= Task requirements =
Give only one thing: the number of lines that include the word "JSON".

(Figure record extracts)

— Begin —

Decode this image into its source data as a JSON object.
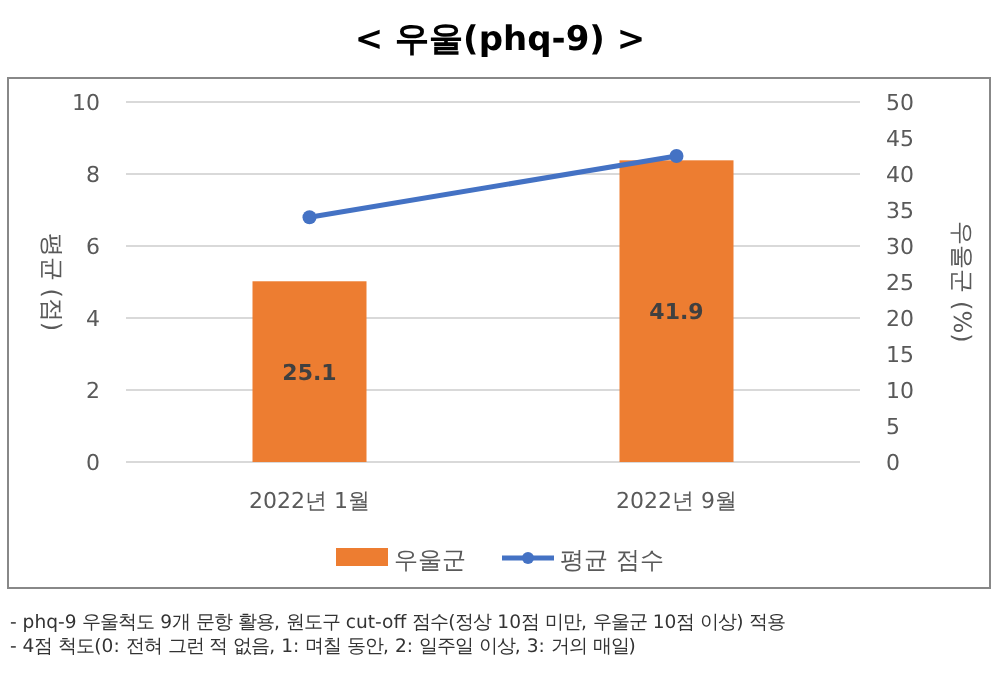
{
  "chart_data": {
    "type": "bar",
    "title": "< 우울(phq-9) >",
    "ylabel": "평균 (점)",
    "y2label": "우울군 (%)",
    "categories": [
      "2022년 1월",
      "2022년 9월"
    ],
    "series": [
      {
        "name": "우울군",
        "axis": "y2",
        "color": "#ed7d31",
        "values": [
          25.1,
          41.9
        ],
        "value_labels": [
          "25.1",
          "41.9"
        ]
      },
      {
        "name": "평균 점수",
        "type": "line",
        "axis": "y",
        "color": "#4472c4",
        "marker": "circle",
        "values": [
          6.8,
          8.5
        ]
      }
    ],
    "ylim": [
      0,
      10
    ],
    "yticks": [
      0,
      2,
      4,
      6,
      8,
      10
    ],
    "y2lim": [
      0,
      50
    ],
    "y2ticks": [
      0,
      5,
      10,
      15,
      20,
      25,
      30,
      35,
      40,
      45,
      50
    ],
    "grid": "y",
    "legend": "bottom",
    "annotations": [
      "- phq-9 우울척도 9개 문항 활용, 원도구 cut-off 점수(정상 10점 미만, 우울군 10점 이상) 적용",
      "- 4점 척도(0: 전혀 그런 적 없음, 1: 며칠 동안, 2: 일주일 이상, 3: 거의 매일)"
    ]
  }
}
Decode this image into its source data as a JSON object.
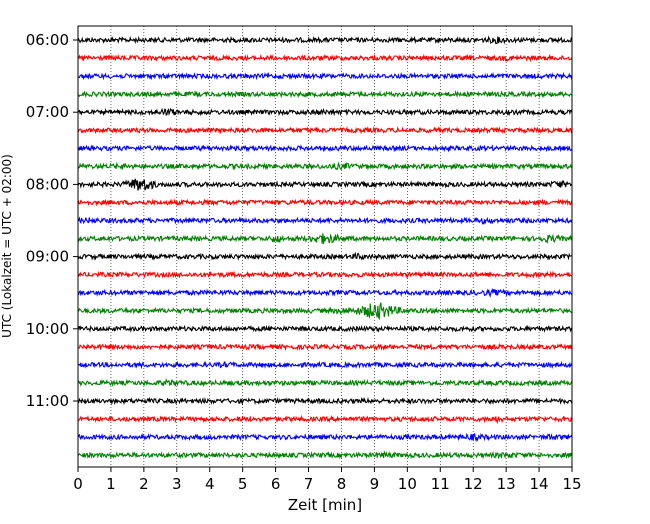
{
  "chart_data": {
    "type": "line",
    "title": "",
    "xlabel": "Zeit  [min]",
    "ylabel": "UTC (Lokalzeit = UTC + 02:00)",
    "xlim": [
      0,
      15
    ],
    "x_ticks": [
      0,
      1,
      2,
      3,
      4,
      5,
      6,
      7,
      8,
      9,
      10,
      11,
      12,
      13,
      14,
      15
    ],
    "x_tick_labels": [
      "0",
      "1",
      "2",
      "3",
      "4",
      "5",
      "6",
      "7",
      "8",
      "9",
      "10",
      "11",
      "12",
      "13",
      "14",
      "15"
    ],
    "grid": "vertical dotted",
    "y_tick_labels": [
      "06:00",
      "07:00",
      "08:00",
      "09:00",
      "10:00",
      "11:00"
    ],
    "y_tick_trace_index": [
      0,
      4,
      8,
      12,
      16,
      20
    ],
    "trace_colors": [
      "#000000",
      "#ff0000",
      "#0000ff",
      "#008000"
    ],
    "traces_count_note": "",
    "traces": [
      {
        "color": "#000000",
        "events": [
          [
            12.7,
            0.25,
            1.6
          ]
        ]
      },
      {
        "color": "#ff0000",
        "events": [
          [
            13.0,
            0.2,
            1.3
          ]
        ]
      },
      {
        "color": "#0000ff",
        "events": []
      },
      {
        "color": "#008000",
        "events": []
      },
      {
        "color": "#000000",
        "events": [
          [
            2.7,
            0.3,
            1.6
          ],
          [
            7.4,
            0.2,
            1.3
          ]
        ]
      },
      {
        "color": "#ff0000",
        "events": []
      },
      {
        "color": "#0000ff",
        "events": []
      },
      {
        "color": "#008000",
        "events": [
          [
            1.3,
            0.2,
            1.4
          ],
          [
            8.0,
            0.35,
            1.5
          ]
        ]
      },
      {
        "color": "#000000",
        "events": [
          [
            1.9,
            0.35,
            3.2
          ],
          [
            14.6,
            0.2,
            1.8
          ]
        ]
      },
      {
        "color": "#ff0000",
        "events": []
      },
      {
        "color": "#0000ff",
        "events": [
          [
            0.3,
            0.2,
            1.4
          ],
          [
            12.3,
            0.3,
            1.4
          ]
        ]
      },
      {
        "color": "#008000",
        "events": [
          [
            6.0,
            0.15,
            2.0
          ],
          [
            7.5,
            0.4,
            2.4
          ],
          [
            14.3,
            0.3,
            1.7
          ]
        ]
      },
      {
        "color": "#000000",
        "events": [
          [
            8.5,
            0.2,
            1.5
          ]
        ]
      },
      {
        "color": "#ff0000",
        "events": []
      },
      {
        "color": "#0000ff",
        "events": [
          [
            12.6,
            0.3,
            1.5
          ]
        ]
      },
      {
        "color": "#008000",
        "events": [
          [
            9.1,
            0.5,
            3.6
          ],
          [
            8.1,
            0.3,
            1.5
          ]
        ]
      },
      {
        "color": "#000000",
        "events": []
      },
      {
        "color": "#ff0000",
        "events": []
      },
      {
        "color": "#0000ff",
        "events": [
          [
            4.5,
            0.2,
            1.3
          ]
        ]
      },
      {
        "color": "#008000",
        "events": [
          [
            2.8,
            0.25,
            1.6
          ]
        ]
      },
      {
        "color": "#000000",
        "events": []
      },
      {
        "color": "#ff0000",
        "events": [
          [
            12.7,
            0.2,
            1.5
          ]
        ]
      },
      {
        "color": "#0000ff",
        "events": [
          [
            12.0,
            0.3,
            1.5
          ],
          [
            14.4,
            0.2,
            1.4
          ]
        ]
      },
      {
        "color": "#008000",
        "events": [
          [
            9.3,
            0.3,
            1.4
          ],
          [
            13.0,
            0.3,
            1.4
          ]
        ]
      }
    ]
  }
}
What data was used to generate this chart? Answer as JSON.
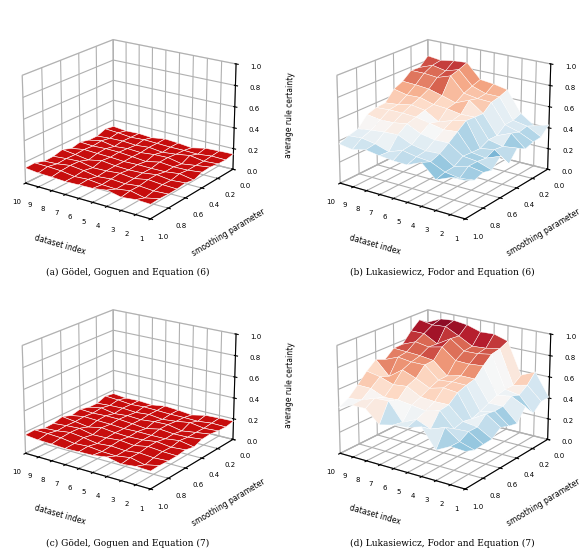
{
  "smoothing_params": [
    0.0,
    0.1,
    0.2,
    0.3,
    0.4,
    0.5,
    0.6,
    0.7,
    0.8,
    0.9,
    1.0
  ],
  "dataset_indices": [
    1,
    2,
    3,
    4,
    5,
    6,
    7,
    8,
    9,
    10
  ],
  "subplot_titles": [
    "(a) Gödel, Goguen and Equation (6)",
    "(b) Lukasiewicz, Fodor and Equation (6)",
    "(c) Gödel, Goguen and Equation (7)",
    "(d) Lukasiewicz, Fodor and Equation (7)"
  ],
  "zlabel": "average rule certainty",
  "xlabel_ds": "dataset index",
  "xlabel_sp": "smoothing parameter",
  "background": "#ffffff"
}
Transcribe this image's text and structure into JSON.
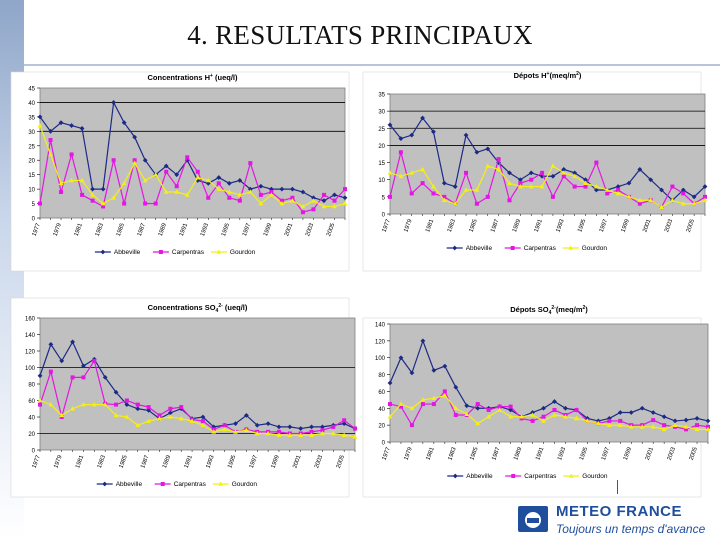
{
  "page": {
    "title": "4. RESULTATS PRINCIPAUX"
  },
  "brand": {
    "name": "METEO FRANCE",
    "slogan": "Toujours un temps d'avance"
  },
  "colors": {
    "Abbeville": "#1c2a86",
    "Carpentras": "#e316e3",
    "Gourdon": "#f5ef12",
    "plot_bg": "#c0c0c0",
    "frame": "#ffffff",
    "line": "#000000"
  },
  "chart_data": [
    {
      "id": "c1",
      "type": "line",
      "title_main": "Concentrations  H",
      "title_sup": "+",
      "title_rest": " (ueq/l)",
      "ylim": [
        0,
        45
      ],
      "yticks": [
        0,
        5,
        10,
        15,
        20,
        25,
        30,
        35,
        40,
        45
      ],
      "ref_lines": [
        30,
        40
      ],
      "x": [
        1977,
        1978,
        1979,
        1980,
        1981,
        1982,
        1983,
        1984,
        1985,
        1986,
        1987,
        1988,
        1989,
        1990,
        1991,
        1992,
        1993,
        1994,
        1995,
        1996,
        1997,
        1998,
        1999,
        2000,
        2001,
        2002,
        2003,
        2004,
        2005,
        2006
      ],
      "xtick_labels": [
        "1977",
        "1979",
        "1981",
        "1983",
        "1985",
        "1987",
        "1989",
        "1991",
        "1993",
        "1995",
        "1997",
        "1999",
        "2001",
        "2003",
        "2005"
      ],
      "series": [
        {
          "name": "Abbeville",
          "values": [
            35,
            30,
            33,
            32,
            31,
            10,
            10,
            40,
            33,
            28,
            20,
            15,
            18,
            15,
            20,
            13,
            12,
            14,
            12,
            13,
            10,
            11,
            10,
            10,
            10,
            9,
            7,
            6,
            8,
            7
          ]
        },
        {
          "name": "Carpentras",
          "values": [
            5,
            27,
            9,
            22,
            8,
            6,
            4,
            20,
            5,
            20,
            5,
            5,
            16,
            11,
            21,
            16,
            7,
            12,
            7,
            6,
            19,
            8,
            9,
            6,
            7,
            2,
            3,
            8,
            6,
            10
          ]
        },
        {
          "name": "Gourdon",
          "values": [
            32,
            22,
            12,
            13,
            13,
            8,
            5,
            7,
            12,
            19,
            13,
            15,
            9,
            9,
            8,
            14,
            13,
            10,
            9,
            8,
            9,
            5,
            8,
            5,
            6,
            4,
            6,
            4,
            4,
            5
          ]
        }
      ]
    },
    {
      "id": "c2",
      "type": "line",
      "title_main": "Dépots H",
      "title_sup": "+",
      "title_rest": "(meq/m",
      "title_sup2": "2",
      "title_end": ")",
      "ylim": [
        0,
        35
      ],
      "yticks": [
        0,
        5,
        10,
        15,
        20,
        25,
        30,
        35
      ],
      "ref_lines": [
        20,
        25,
        30
      ],
      "x": [
        1977,
        1978,
        1979,
        1980,
        1981,
        1982,
        1983,
        1984,
        1985,
        1986,
        1987,
        1988,
        1989,
        1990,
        1991,
        1992,
        1993,
        1994,
        1995,
        1996,
        1997,
        1998,
        1999,
        2000,
        2001,
        2002,
        2003,
        2004,
        2005,
        2006
      ],
      "xtick_labels": [
        "1977",
        "1979",
        "1981",
        "1983",
        "1985",
        "1987",
        "1989",
        "1991",
        "1993",
        "1995",
        "1997",
        "1999",
        "2001",
        "2003",
        "2005"
      ],
      "series": [
        {
          "name": "Abbeville",
          "values": [
            26,
            22,
            23,
            28,
            24,
            9,
            8,
            23,
            18,
            19,
            15,
            12,
            10,
            12,
            11,
            11,
            13,
            12,
            10,
            7,
            7,
            8,
            9,
            13,
            10,
            7,
            4,
            7,
            5,
            8
          ]
        },
        {
          "name": "Carpentras",
          "values": [
            5,
            18,
            6,
            9,
            6,
            5,
            3,
            12,
            3,
            5,
            16,
            4,
            9,
            10,
            12,
            5,
            11,
            8,
            8,
            15,
            6,
            7,
            5,
            3,
            4,
            2,
            8,
            6,
            3,
            5
          ]
        },
        {
          "name": "Gourdon",
          "values": [
            12,
            11,
            12,
            13,
            8,
            4,
            3,
            7,
            7,
            14,
            13,
            9,
            8,
            8,
            8,
            14,
            12,
            11,
            9,
            8,
            7,
            6,
            5,
            4,
            4,
            2,
            4,
            3,
            3,
            4
          ]
        }
      ]
    },
    {
      "id": "c3",
      "type": "line",
      "title_main": "Concentrations SO",
      "title_sub": "4",
      "title_sup": "2-",
      "title_rest": " (ueq/l)",
      "ylim": [
        0,
        160
      ],
      "yticks": [
        0,
        20,
        40,
        60,
        80,
        100,
        120,
        140,
        160
      ],
      "ref_lines": [
        100,
        20
      ],
      "x": [
        1977,
        1978,
        1979,
        1980,
        1981,
        1982,
        1983,
        1984,
        1985,
        1986,
        1987,
        1988,
        1989,
        1990,
        1991,
        1992,
        1993,
        1994,
        1995,
        1996,
        1997,
        1998,
        1999,
        2000,
        2001,
        2002,
        2003,
        2004,
        2005,
        2006
      ],
      "xtick_labels": [
        "1977",
        "1979",
        "1981",
        "1983",
        "1985",
        "1987",
        "1989",
        "1991",
        "1993",
        "1995",
        "1997",
        "1999",
        "2001",
        "2003",
        "2005"
      ],
      "series": [
        {
          "name": "Abbeville",
          "values": [
            90,
            128,
            108,
            131,
            102,
            110,
            88,
            70,
            55,
            50,
            48,
            38,
            45,
            50,
            38,
            40,
            28,
            30,
            32,
            42,
            30,
            32,
            28,
            28,
            26,
            28,
            28,
            30,
            32,
            26
          ]
        },
        {
          "name": "Carpentras",
          "values": [
            55,
            95,
            40,
            88,
            88,
            108,
            56,
            55,
            60,
            55,
            52,
            42,
            50,
            52,
            37,
            35,
            25,
            30,
            22,
            25,
            22,
            22,
            22,
            20,
            20,
            22,
            24,
            28,
            36,
            26
          ]
        },
        {
          "name": "Gourdon",
          "values": [
            60,
            55,
            42,
            50,
            55,
            55,
            55,
            42,
            40,
            30,
            35,
            38,
            40,
            38,
            35,
            30,
            22,
            25,
            22,
            24,
            20,
            20,
            18,
            18,
            18,
            18,
            20,
            20,
            18,
            16
          ]
        }
      ]
    },
    {
      "id": "c4",
      "type": "line",
      "title_main": "Dépots SO",
      "title_sub": "4",
      "title_sup": "2-",
      "title_rest": "(meq/m",
      "title_sup2": "2",
      "title_end": ")",
      "ylim": [
        0,
        140
      ],
      "yticks": [
        0,
        20,
        40,
        60,
        80,
        100,
        120,
        140
      ],
      "ref_lines": [],
      "x": [
        1977,
        1978,
        1979,
        1980,
        1981,
        1982,
        1983,
        1984,
        1985,
        1986,
        1987,
        1988,
        1989,
        1990,
        1991,
        1992,
        1993,
        1994,
        1995,
        1996,
        1997,
        1998,
        1999,
        2000,
        2001,
        2002,
        2003,
        2004,
        2005,
        2006
      ],
      "xtick_labels": [
        "1977",
        "1979",
        "1981",
        "1983",
        "1985",
        "1987",
        "1989",
        "1991",
        "1993",
        "1995",
        "1997",
        "1999",
        "2001",
        "2003",
        "2005"
      ],
      "series": [
        {
          "name": "Abbeville",
          "values": [
            70,
            100,
            82,
            120,
            85,
            90,
            65,
            43,
            40,
            40,
            42,
            38,
            30,
            35,
            40,
            48,
            40,
            38,
            28,
            25,
            28,
            35,
            35,
            40,
            35,
            30,
            25,
            26,
            28,
            25
          ]
        },
        {
          "name": "Carpentras",
          "values": [
            45,
            42,
            20,
            45,
            45,
            60,
            32,
            32,
            45,
            38,
            42,
            42,
            28,
            25,
            30,
            38,
            32,
            38,
            25,
            22,
            25,
            25,
            20,
            20,
            26,
            20,
            18,
            15,
            20,
            18
          ]
        },
        {
          "name": "Gourdon",
          "values": [
            30,
            45,
            40,
            50,
            52,
            55,
            40,
            33,
            22,
            30,
            38,
            30,
            30,
            32,
            25,
            32,
            30,
            28,
            25,
            22,
            20,
            20,
            18,
            18,
            18,
            15,
            20,
            18,
            15,
            15
          ]
        }
      ]
    }
  ]
}
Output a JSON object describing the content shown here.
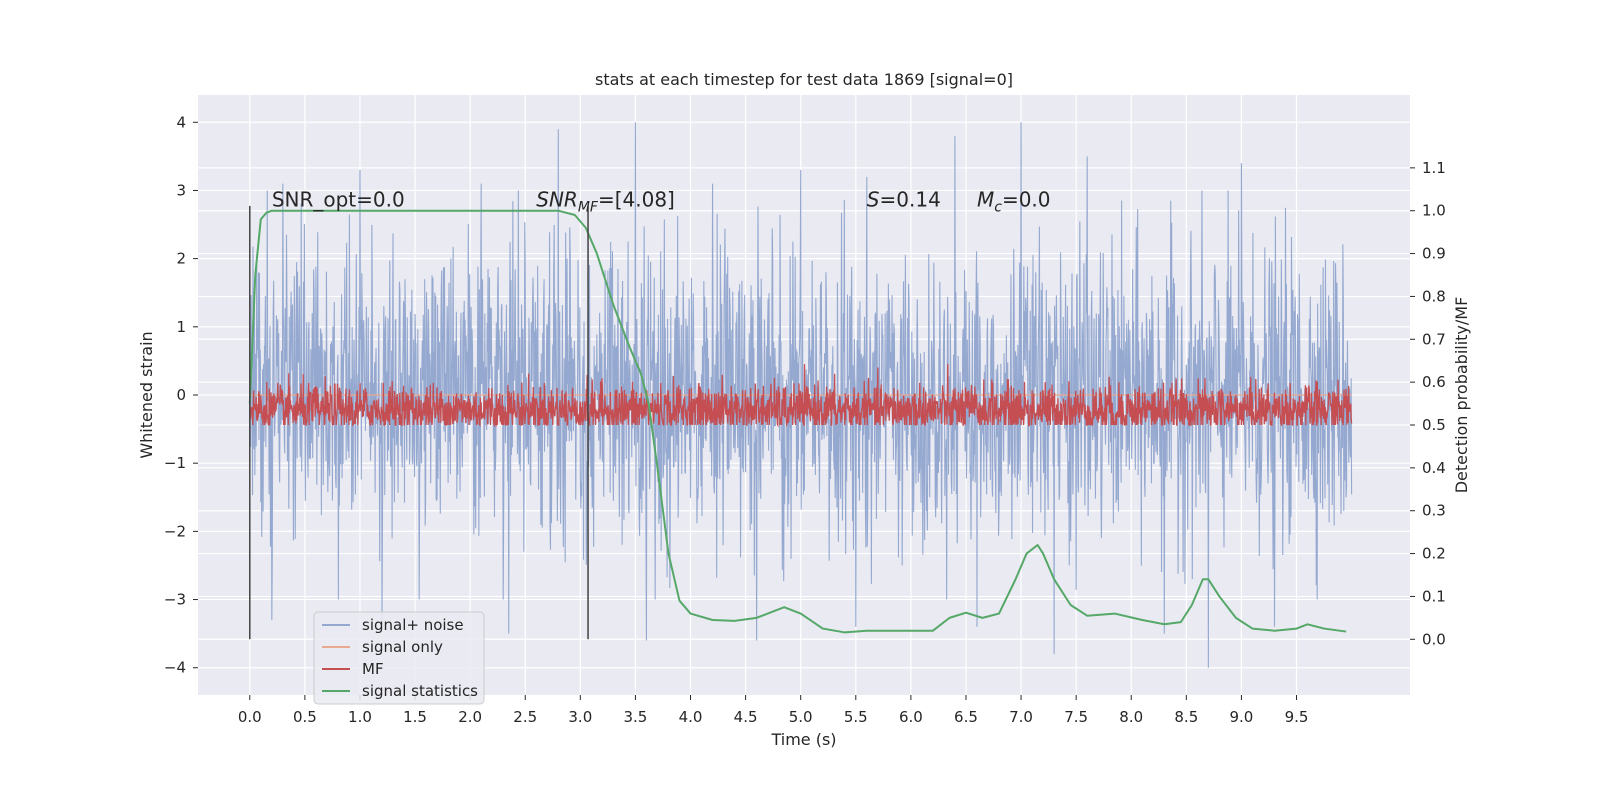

— End —

= The response =
5